_ANFORDERUNGEN_.
Beantworte zum Text über Religionsunterricht für geflüchtete Kinder und Jugendliche diese Fragen:
1. In welchen Lerngruppen außer Regelklassen kann laut Text Religionsunterricht für diese Zielgruppe angeboten werden?
2. Welche Formen von Religionsunterricht werden neben dem katholischen und evangelischen beispielhaft genannt?
3. Mit welchen drei Tätigkeiten wenden sich die Religionslehrenden den Kindern und Jugendlichen unter den Flüchtlingen zu?

_DOKUMENT_.

5 Im Umgang mit Kindern und Jugendlichen, die durch Flucht und Vertreibung nach Deutschland kommen, ist – nicht nur im Bereich religiöser Bildung – vielfach bildungsdiakonisches Handeln gefragt.
Die religiöse Vielfalt unter den Flüchtlingen sowie die Unterschiedlichkeit ihrer Erfahrungen mit Religion stellen eine Herausforderung für die schulische religiöse Bildung dar, die mehrheitlich in Mitverantwortung der katholischen oder evangelischen Kirche gestaltet wird. Damit sind es faktisch vor allem evangelische und katholische Religionslehrkräfte, die zum einen in größerer Zahl zur Verfügung stehen und zum anderen auf dem Hintergrund ihrer Qualifikation, ihrer pädagogischen Erfahrung und ihres religiösen Bekenntnisses (vgl. 4.) besonders geeignet sind, Religionsunterricht für diese besondere Zielgruppe anzubieten: in Regelklassen oder auch in „internationalen Klassen“ und „Orientierungskursen“. Nichtsdestotrotz sind, wo immer ein solches Angebot bereits besteht, in gleicher Weise auch die Lehrenden im unter anderem islamischen, jüdischen oder alevitischen Religionsunterricht gefragt.
Viele katholische und evangelische Religionslehrende stellen sich dieser Aufgabe bereits und bringen ihre religionspädagogische Expertise ein: Sie unterrichten, beraten, begleiten Kinder und Jugendliche unter den Flüchtlingen ohne Ansehen der Person und ihrer Religion.
Sie leisten damit in mehrfachem Sinne bildungsdiakonische Arbeit:
- als humane Zuwendung gegenüber Schutzbedürftigen,
- als allgemeinbildende Sprachhilfe (die sich in ihrem Fach in der Erschließung biografischer Erfahrungen und religiöser Themen bewährt),
- als uneigennützige religionspädagogische Unterstützung für Angehörige anderer Religionen, die auf Grund der Gegebenheiten bei uns kein Unterstützungssystem der eigenen Denomination finden können,
- und nicht zuletzt: als Hineinnehmen der Flüchtlinge in den – ihnen oft nicht vertrauten – wissenschaftsbasierten, historisch-kritisch inspirierten unterrichtlichen Umgang mit Religion.

Annotationen der Elementrahmen:

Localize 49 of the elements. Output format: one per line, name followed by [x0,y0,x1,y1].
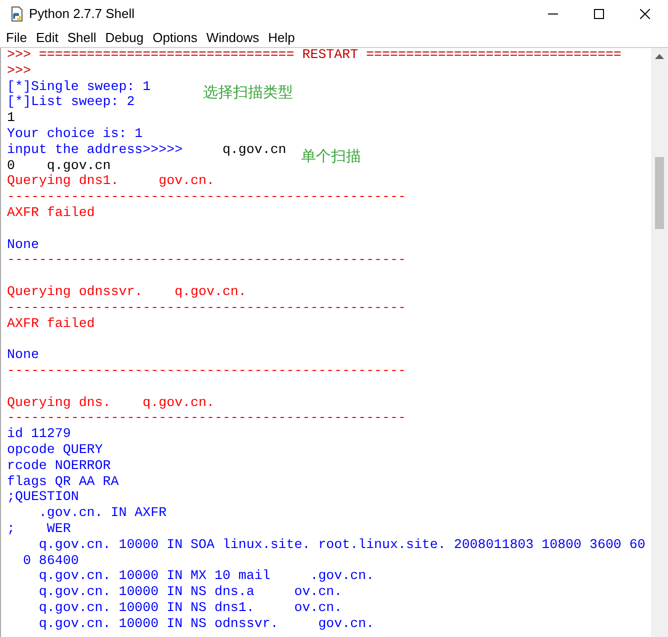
python-icon [9,6,25,22]
shell-text: input the address>>>>> [7,142,184,158]
shell-text: ; WER [7,520,71,537]
shell-text: q.gov.cn. 10000 IN NS dns1. ov.cn. [38,600,342,616]
annotation-text: 单个扫描 [301,147,361,167]
shell-text: -------------------------------------------------- [7,252,406,268]
shell-text: .gov.cn. IN AXFR [38,505,167,521]
menu-item[interactable]: Options [148,28,202,46]
shell-text: 1 [7,110,15,126]
menu-item[interactable]: Edit [32,28,62,46]
annotation-text: 选择扫描类型 [203,83,293,103]
shell-text: AXFR failed [7,204,95,221]
shell-text: rcode NOERROR [7,458,111,474]
menu-item[interactable]: Windows [202,28,264,46]
shell-text: q.gov.cn. 10000 IN MX 10 mail .gov.cn. [38,568,374,584]
shell-text: -------------------------------------------------- [7,362,406,379]
scroll-up-icon [655,53,664,59]
shell-text: Querying dns. q.gov.cn. [7,394,214,410]
shell-text: q.gov.cn [221,142,286,158]
menu-item[interactable]: Debug [101,28,148,46]
shell-text: -------------------------------------------------- [7,410,406,426]
shell-text: Querying odnssvr. q.gov.cn. [7,284,246,300]
shell-text: q.gov.cn. 10000 IN NS odnssvr. gov.cn. [38,616,374,632]
shell-text: >>> ================================ RESTART ================================ [7,48,622,63]
scroll-thumb[interactable] [655,157,664,229]
shell-text: Your choice is: 1 [7,126,143,142]
shell-text: [*]List sweep: 2 [7,94,135,110]
shell-text: flags QR AA RA [7,474,119,490]
shell-text: None [7,347,39,363]
shell-text: q.gov.cn. 10000 IN NS dns.a ov.cn. [38,584,342,600]
menu-item[interactable]: File [2,28,31,46]
shell-text: [*]Single sweep: 1 [7,78,151,94]
shell-text: None [7,236,39,252]
shell-text: 0 86400 [22,552,79,568]
shell-text: id 11279 [7,426,71,442]
maximize-icon [594,9,604,19]
window-title: Python 2.7.7 Shell [29,5,135,24]
shell-text: -------------------------------------------------- [7,189,406,205]
close-icon [640,9,650,19]
shell-text: opcode QUERY [7,442,103,458]
shell-text: q.gov.cn. 10000 IN SOA linux.site. root.linux.site. 2008011803 10800 3600 60 [38,536,646,552]
shell-text: -------------------------------------------------- [7,300,406,316]
shell-text: ;QUESTION [7,489,79,506]
shell-text: AXFR failed [7,316,95,332]
shell-text: >>> [7,62,31,79]
menu-item[interactable]: Shell [63,28,100,46]
shell-text: Querying dns1. gov.cn. [7,173,214,190]
menu-item[interactable]: Help [264,28,299,46]
shell-text: 0 q.gov.cn [7,158,111,174]
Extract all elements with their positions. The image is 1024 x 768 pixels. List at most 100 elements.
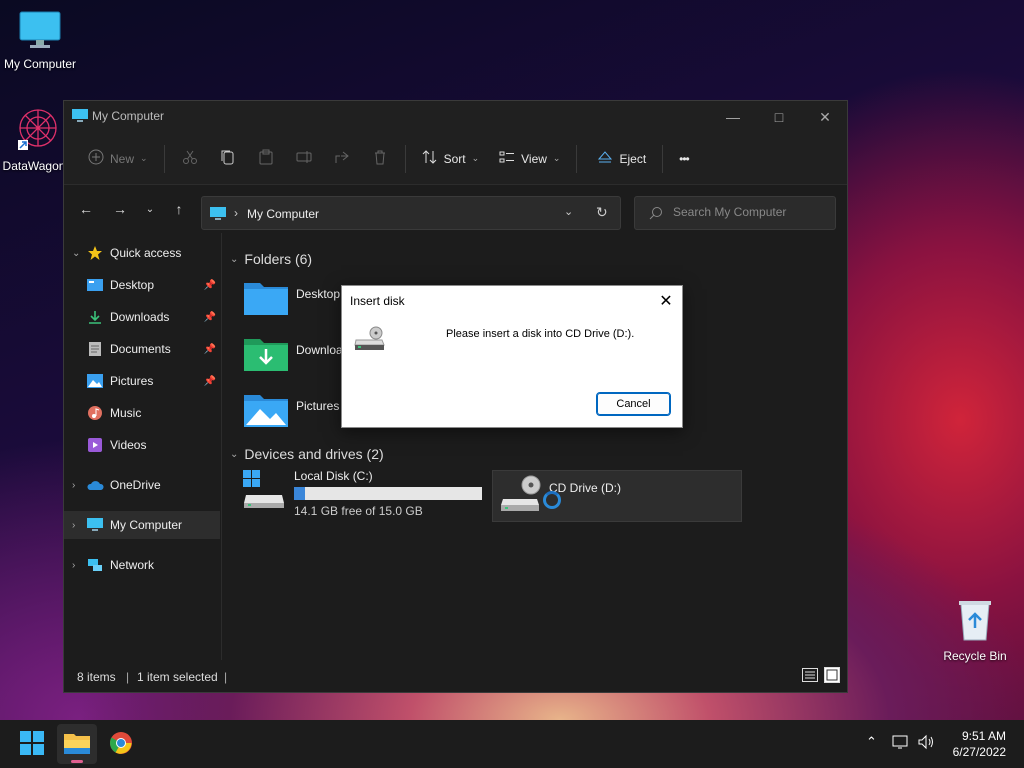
view-button[interactable]: View ⌄ <box>489 143 570 175</box>
chevron-down-icon: ⌄ <box>145 203 155 215</box>
sidebar-item-pictures[interactable]: Pictures 📌 <box>64 367 220 395</box>
sidebar-item-label: Videos <box>110 438 147 452</box>
sidebar-item-network[interactable]: › Network <box>64 551 220 579</box>
eject-label: Eject <box>619 151 647 166</box>
network-status-icon[interactable] <box>892 734 910 753</box>
new-button[interactable]: New ⌄ <box>78 143 158 175</box>
chevron-down-icon: ⌄ <box>230 448 239 460</box>
chevron-right-icon[interactable]: › <box>72 560 86 571</box>
eject-button[interactable]: Eject <box>587 143 656 175</box>
drive-label: Local Disk (C:) <box>294 469 373 483</box>
paste-button[interactable] <box>247 143 285 175</box>
dialog-title-bar[interactable]: Insert disk <box>342 286 682 316</box>
system-clock[interactable]: 9:51 AM 6/27/2022 <box>953 728 1006 760</box>
maximize-button[interactable]: □ <box>756 101 802 133</box>
chevron-right-icon[interactable]: › <box>72 520 86 531</box>
breadcrumb[interactable]: My Computer <box>247 207 319 221</box>
taskbar: ⌃ 9:51 AM 6/27/2022 <box>0 720 1024 768</box>
taskbar-chrome[interactable] <box>101 724 141 764</box>
sidebar-item-my-computer[interactable]: › My Computer <box>64 511 220 539</box>
trash-icon <box>372 149 388 168</box>
details-view-button[interactable] <box>802 668 818 685</box>
new-label: New <box>110 151 135 166</box>
pin-icon: 📌 <box>203 279 216 291</box>
volume-icon[interactable] <box>917 734 935 753</box>
computer-icon <box>72 109 88 126</box>
copy-icon <box>220 149 236 168</box>
refresh-icon[interactable]: ↻ <box>596 204 608 221</box>
cancel-button[interactable]: Cancel <box>596 392 671 416</box>
loading-spinner-icon <box>543 491 561 509</box>
forward-button[interactable]: → <box>108 197 132 221</box>
search-input[interactable] <box>673 205 823 219</box>
up-button[interactable]: ↑ <box>167 197 191 221</box>
status-separator: | <box>224 670 228 684</box>
more-options-button[interactable]: ••• <box>669 143 699 175</box>
chevron-down-icon: ⌄ <box>230 253 239 265</box>
desktop-icon-my-computer[interactable]: My Computer <box>0 10 80 71</box>
back-button[interactable]: ← <box>74 197 98 221</box>
folders-section-header[interactable]: ⌄ Folders (6) <box>230 251 312 267</box>
sidebar-item-onedrive[interactable]: › OneDrive <box>64 471 220 499</box>
sort-button[interactable]: Sort ⌄ <box>412 143 490 175</box>
folder-label: Desktop <box>296 287 341 301</box>
sidebar-item-music[interactable]: Music <box>64 399 220 427</box>
desktop-icon-recycle-bin[interactable]: Recycle Bin <box>935 598 1015 663</box>
separator <box>404 144 406 173</box>
close-button[interactable]: ✕ <box>802 101 848 133</box>
copy-button[interactable] <box>209 143 247 175</box>
arrow-left-icon: ← <box>79 201 93 217</box>
search-box[interactable] <box>634 196 836 230</box>
sidebar-item-quick-access[interactable]: ⌄ Quick access <box>64 239 220 267</box>
sidebar-item-downloads[interactable]: Downloads 📌 <box>64 303 220 331</box>
recent-locations-button[interactable]: ⌄ <box>138 197 162 221</box>
document-icon <box>86 341 104 357</box>
chevron-right-icon[interactable]: › <box>72 480 86 491</box>
sidebar-item-label: My Computer <box>110 518 183 532</box>
chrome-icon <box>109 731 133 758</box>
status-bar: 8 items | 1 item selected | <box>64 660 847 692</box>
share-button[interactable] <box>323 143 361 175</box>
chevron-right-icon: › <box>234 206 238 220</box>
share-icon <box>334 149 350 168</box>
rename-button[interactable] <box>285 143 323 175</box>
chevron-down-icon[interactable]: ⌄ <box>72 248 86 259</box>
sidebar-item-desktop[interactable]: Desktop 📌 <box>64 271 220 299</box>
history-dropdown-icon[interactable]: ⌄ <box>564 205 573 218</box>
dialog-message: Please insert a disk into CD Drive (D:). <box>446 328 635 340</box>
pictures-folder-icon <box>244 391 288 430</box>
desktop-icon-label: DataWagon <box>2 159 66 173</box>
drive-item-cd-drive[interactable]: CD Drive (D:) <box>492 470 742 522</box>
desktop-folder-icon <box>86 277 104 293</box>
minimize-button[interactable]: — <box>710 101 756 133</box>
address-row: ← → ⌄ ↑ › My Computer ⌄ ↻ <box>64 185 847 233</box>
download-icon <box>86 309 104 325</box>
title-bar[interactable]: My Computer — □ ✕ <box>64 101 847 133</box>
separator <box>163 144 165 173</box>
sidebar-item-label: Quick access <box>110 246 182 260</box>
videos-icon <box>86 437 104 453</box>
network-icon <box>86 557 104 573</box>
chevron-down-icon: ⌄ <box>552 153 561 163</box>
folder-item-pictures[interactable]: Pictures <box>244 391 339 430</box>
drive-item-local-disk[interactable]: Local Disk (C:) 14.1 GB free of 15.0 GB <box>242 469 488 521</box>
show-hidden-icons-button[interactable]: ⌃ <box>866 734 877 750</box>
file-explorer-icon <box>64 732 90 757</box>
taskbar-file-explorer[interactable] <box>57 724 97 764</box>
address-bar[interactable]: › My Computer ⌄ ↻ <box>201 196 621 230</box>
tiles-view-button[interactable] <box>824 667 840 686</box>
folder-label: Pictures <box>296 399 340 413</box>
sidebar-item-videos[interactable]: Videos <box>64 431 220 459</box>
rename-icon <box>296 149 312 168</box>
drives-section-header[interactable]: ⌄ Devices and drives (2) <box>230 446 384 462</box>
delete-button[interactable] <box>361 143 399 175</box>
dialog-close-button[interactable]: ✕ <box>650 286 682 316</box>
start-button[interactable] <box>12 724 52 764</box>
pin-icon: 📌 <box>203 311 216 323</box>
dialog-title: Insert disk <box>350 294 405 308</box>
active-indicator <box>71 760 83 763</box>
sidebar-item-documents[interactable]: Documents 📌 <box>64 335 220 363</box>
cut-button[interactable] <box>171 143 209 175</box>
folder-item-desktop[interactable]: Desktop <box>244 279 340 318</box>
folder-item-downloads[interactable]: Downloa <box>244 335 343 374</box>
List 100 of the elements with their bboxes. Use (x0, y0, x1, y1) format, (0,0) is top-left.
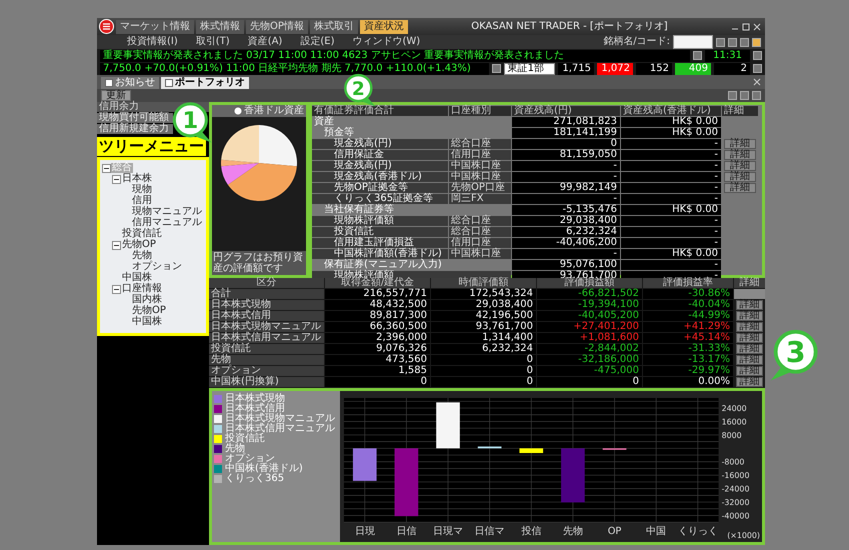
hkd-balance: - (621, 172, 721, 182)
yen-balance: 181,141,199 (512, 128, 620, 138)
column-header: 詳細 (722, 106, 758, 116)
menu-item[interactable]: ウィンドウ(W) (352, 37, 420, 47)
menu-tab[interactable]: 株式情報 (196, 20, 244, 34)
legend-label: 中国株(香港ドル) (225, 464, 303, 474)
menu-tab[interactable]: 株式取引 (310, 20, 358, 34)
legend-label: 先物 (225, 444, 245, 454)
menu-tab[interactable]: 先物OP情報 (246, 20, 308, 34)
value-cell: 0 (431, 355, 536, 365)
x-axis-label: 日信マ (474, 526, 505, 538)
row-label: 中国株(円換算) (209, 377, 324, 387)
pie-caption: 円グラフはお預り資産の評価額です (212, 251, 306, 275)
column-header: 口座種別 (449, 106, 511, 116)
detail-button[interactable]: 詳細 (724, 183, 756, 193)
menu-item[interactable]: 取引(T) (196, 37, 230, 47)
column-header: 資産残高(円) (512, 106, 620, 116)
menu-tab[interactable]: 資産状況 (360, 20, 408, 34)
yen-balance: 0 (512, 139, 620, 149)
document-tab[interactable]: ポートフォリオ (161, 77, 249, 89)
annotation-label: ツリーメニュー (97, 137, 206, 156)
row-label: 日本株式現物マニュアル (209, 322, 324, 332)
cost-cell: 473,560 (325, 355, 430, 365)
detail-button[interactable]: 詳細 (736, 377, 763, 387)
search-label: 銘柄名/コード: (603, 37, 670, 47)
detail-button[interactable]: 詳細 (736, 333, 763, 343)
close-icon[interactable] (753, 22, 761, 30)
tree-item[interactable]: 日本株 (121, 174, 153, 184)
menu-item[interactable]: 資産(A) (248, 37, 282, 47)
profit-loss-rate-cell: -31.33% (643, 344, 733, 354)
refresh-button[interactable]: 更新 (101, 90, 131, 101)
profit-loss-cell: +27,401,200 (537, 322, 642, 332)
row-label: 中国株評価額(香港ドル) (312, 249, 448, 259)
menu-item[interactable]: 設定(E) (300, 37, 334, 47)
tree-item[interactable]: 中国株 (131, 317, 163, 327)
tree-item[interactable]: オプション (131, 262, 183, 272)
bar (561, 448, 585, 502)
market-dropdown[interactable]: 東証1部 (504, 62, 555, 74)
hkd-balance: - (621, 216, 721, 226)
radio-icon[interactable] (234, 107, 242, 115)
row-label: 現金残高(香港ドル) (312, 172, 448, 182)
value-cell: 6,232,324 (431, 344, 536, 354)
menu-item[interactable]: 投資情報(I) (127, 37, 178, 47)
detail-button[interactable]: 詳細 (724, 172, 756, 182)
hkd-balance: HK$ 0.00 (621, 128, 721, 138)
row-label: 投資信託 (209, 344, 324, 354)
market-count: 409 (675, 62, 711, 74)
value-cell: 0 (431, 366, 536, 376)
cost-cell: 66,360,500 (325, 322, 430, 332)
tree-item[interactable]: 現物マニュアル (131, 207, 203, 217)
tree-item[interactable]: 国内株 (131, 295, 163, 305)
close-icon[interactable] (753, 78, 761, 86)
hkd-balance: - (621, 260, 721, 270)
tree-item[interactable]: 信用マニュアル (131, 218, 203, 228)
profit-loss-cell: +1,081,600 (537, 333, 642, 343)
tree-item[interactable]: 口座情報 (121, 284, 163, 294)
menu-tab[interactable]: マーケット情報 (116, 20, 194, 34)
tree-item[interactable]: 現物 (131, 185, 153, 195)
detail-button[interactable]: 詳細 (736, 300, 763, 310)
detail-button[interactable]: 詳細 (736, 344, 763, 354)
tree-item[interactable]: 先物OP (131, 306, 167, 316)
detail-button[interactable]: 詳細 (736, 311, 763, 321)
news-ticker: 重要事実情報が発表されました 03/17 11:00 11:00 4623 アサヒペン 重要事実情報が発表されました (100, 50, 690, 62)
collapse-icon[interactable] (112, 174, 121, 184)
value-cell: 93,761,700 (431, 322, 536, 332)
detail-button[interactable]: 詳細 (736, 322, 763, 332)
tree-item[interactable]: 先物 (131, 251, 153, 261)
collapse-icon[interactable] (102, 164, 111, 172)
detail-button[interactable]: 詳細 (736, 355, 763, 365)
tree-item[interactable]: 投資信託 (121, 229, 163, 239)
row-label: 信用建玉評価損益 (312, 238, 448, 248)
y-tick-label: -32000 (722, 498, 750, 508)
maximize-icon[interactable] (742, 22, 750, 30)
tree-item[interactable]: 中国株 (121, 273, 153, 283)
ticker-icon[interactable] (492, 64, 501, 73)
collapse-icon[interactable] (112, 240, 121, 250)
detail-button[interactable]: 詳細 (736, 366, 763, 376)
detail-button[interactable]: 詳細 (724, 161, 756, 171)
row-label: くりっく365証拠金等 (312, 194, 448, 204)
value-cell: 1,314,400 (431, 333, 536, 343)
bar (394, 448, 418, 516)
cost-cell: 89,817,300 (325, 311, 430, 321)
ticker-time: 11:31 (705, 50, 750, 62)
tree-item[interactable]: 信用 (131, 196, 153, 206)
document-tab[interactable]: お知らせ (101, 77, 159, 89)
detail-button[interactable]: 詳細 (724, 150, 756, 160)
collapse-icon[interactable] (112, 284, 121, 294)
tree-item[interactable]: 先物OP (121, 240, 157, 250)
yen-balance: 29,038,400 (512, 216, 620, 226)
yen-balance: - (512, 194, 620, 204)
ticker-icon[interactable] (693, 51, 702, 60)
detail-button[interactable]: 詳細 (724, 139, 756, 149)
account-type: 総合口座 (449, 216, 511, 226)
market-count: 1,715 (558, 62, 594, 74)
row-label: 信用新規建余力 (97, 124, 173, 134)
legend-label: 日本株式現物マニュアル (225, 414, 335, 424)
yen-balance: 6,232,324 (512, 227, 620, 237)
window-title: OKASAN NET TRADER - [ポートフォリオ] (470, 22, 669, 32)
hkd-balance: HK$ 0.00 (621, 117, 721, 127)
search-field[interactable] (673, 35, 713, 49)
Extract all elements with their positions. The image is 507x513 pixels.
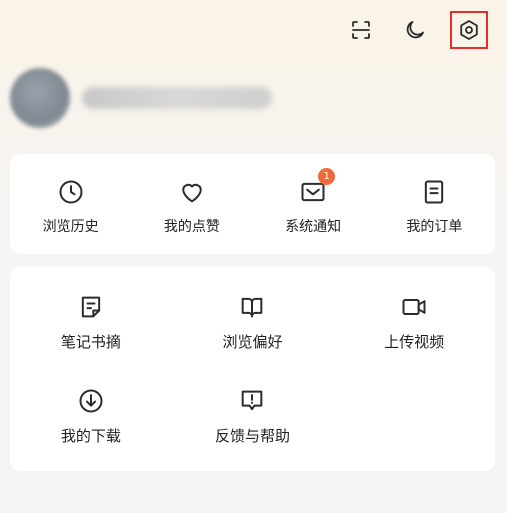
tool-label: 上传视频 [384,333,445,351]
browse-history-button[interactable]: 浏览历史 [10,154,131,254]
upload-video-button[interactable]: 上传视频 [333,267,495,361]
profile-header[interactable] [10,68,272,128]
notification-badge: 1 [318,168,336,185]
feedback-help-button[interactable]: 反馈与帮助 [172,361,334,455]
system-notifications-button[interactable]: 1 系统通知 [253,154,374,254]
username-blurred [82,87,272,109]
quick-link-label: 系统通知 [285,219,342,235]
tool-label: 反馈与帮助 [214,427,290,445]
feedback-icon [242,390,263,411]
video-camera-icon [402,299,426,315]
tools-card: 笔记书摘 浏览偏好 上传视频 我的下载 反馈与帮助 [10,267,495,471]
my-downloads-button[interactable]: 我的下载 [10,361,172,455]
moon-icon [406,21,424,39]
settings-button[interactable] [450,11,488,49]
scan-icon [352,21,370,39]
quick-links-card: 浏览历史 我的点赞 1 系统通知 我的订单 [10,154,495,254]
document-icon [425,180,444,204]
top-bar [345,11,488,49]
tool-label: 我的下载 [60,427,121,445]
browse-preferences-button[interactable]: 浏览偏好 [172,267,334,361]
clock-icon [59,180,83,204]
download-icon [79,389,103,413]
settings-icon [460,20,478,40]
scan-button[interactable] [345,14,377,46]
tool-label: 浏览偏好 [222,333,283,351]
heart-icon [182,183,202,203]
dark-mode-button[interactable] [399,14,431,46]
quick-link-label: 我的点赞 [163,219,220,235]
tool-label: 笔记书摘 [60,333,121,351]
avatar[interactable] [10,68,70,128]
quick-link-label: 我的订单 [406,219,463,235]
notes-excerpts-button[interactable]: 笔记书摘 [10,267,172,361]
my-likes-button[interactable]: 我的点赞 [131,154,252,254]
book-icon [242,297,263,318]
my-orders-button[interactable]: 我的订单 [374,154,495,254]
quick-link-label: 浏览历史 [42,219,99,235]
note-icon [81,296,100,318]
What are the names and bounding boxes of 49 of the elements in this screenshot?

_ERGEBNIS_.
1. In „internationalen Klassen“ und „Orientierungskursen“.
2. Der islamische, jüdische und alevitische Religionsunterricht.
3. Sie unterrichten, beraten und begleiten sie.